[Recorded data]

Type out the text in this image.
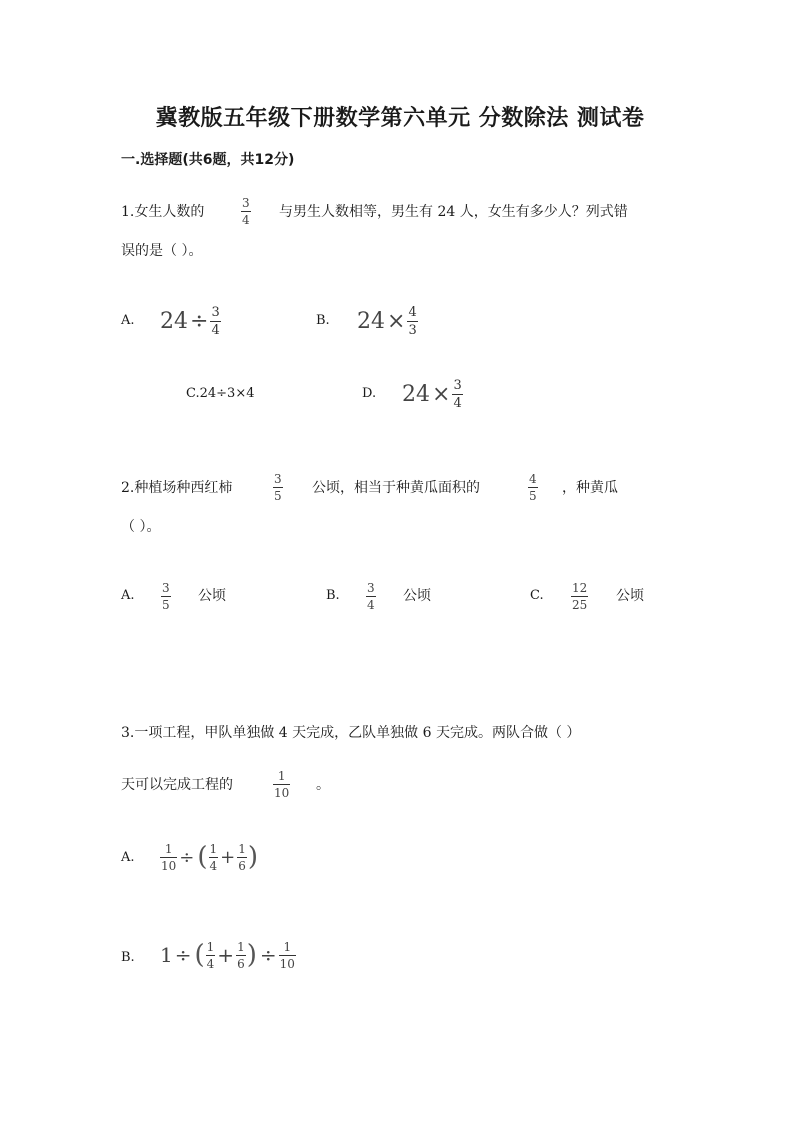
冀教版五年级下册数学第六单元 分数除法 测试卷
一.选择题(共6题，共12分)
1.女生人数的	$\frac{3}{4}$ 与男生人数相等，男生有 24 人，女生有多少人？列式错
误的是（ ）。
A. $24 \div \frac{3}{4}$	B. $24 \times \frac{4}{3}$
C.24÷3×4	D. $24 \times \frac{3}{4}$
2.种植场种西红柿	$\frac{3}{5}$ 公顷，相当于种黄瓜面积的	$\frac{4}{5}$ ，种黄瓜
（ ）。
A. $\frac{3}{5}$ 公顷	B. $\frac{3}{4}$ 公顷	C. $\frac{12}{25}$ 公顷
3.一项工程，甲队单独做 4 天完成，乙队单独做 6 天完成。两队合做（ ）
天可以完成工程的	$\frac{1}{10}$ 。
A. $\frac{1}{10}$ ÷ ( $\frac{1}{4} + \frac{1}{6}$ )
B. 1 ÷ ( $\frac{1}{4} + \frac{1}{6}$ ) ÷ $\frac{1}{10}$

Directive. From the entries above, copy every line where the word "frac" shows up.

The result.
1.女生人数的	$\frac{3}{4}$ 与男生人数相等，男生有 24 人，女生有多少人？列式错
A. $24 \div \frac{3}{4}$	B. $24 \times \frac{4}{3}$
C.24÷3×4	D. $24 \times \frac{3}{4}$
2.种植场种西红柿	$\frac{3}{5}$ 公顷，相当于种黄瓜面积的	$\frac{4}{5}$ ，种黄瓜
A. $\frac{3}{5}$ 公顷	B. $\frac{3}{4}$ 公顷	C. $\frac{12}{25}$ 公顷
天可以完成工程的	$\frac{1}{10}$ 。
A. $\frac{1}{10}$ ÷ ( $\frac{1}{4} + \frac{1}{6}$ )
B. 1 ÷ ( $\frac{1}{4} + \frac{1}{6}$ ) ÷ $\frac{1}{10}$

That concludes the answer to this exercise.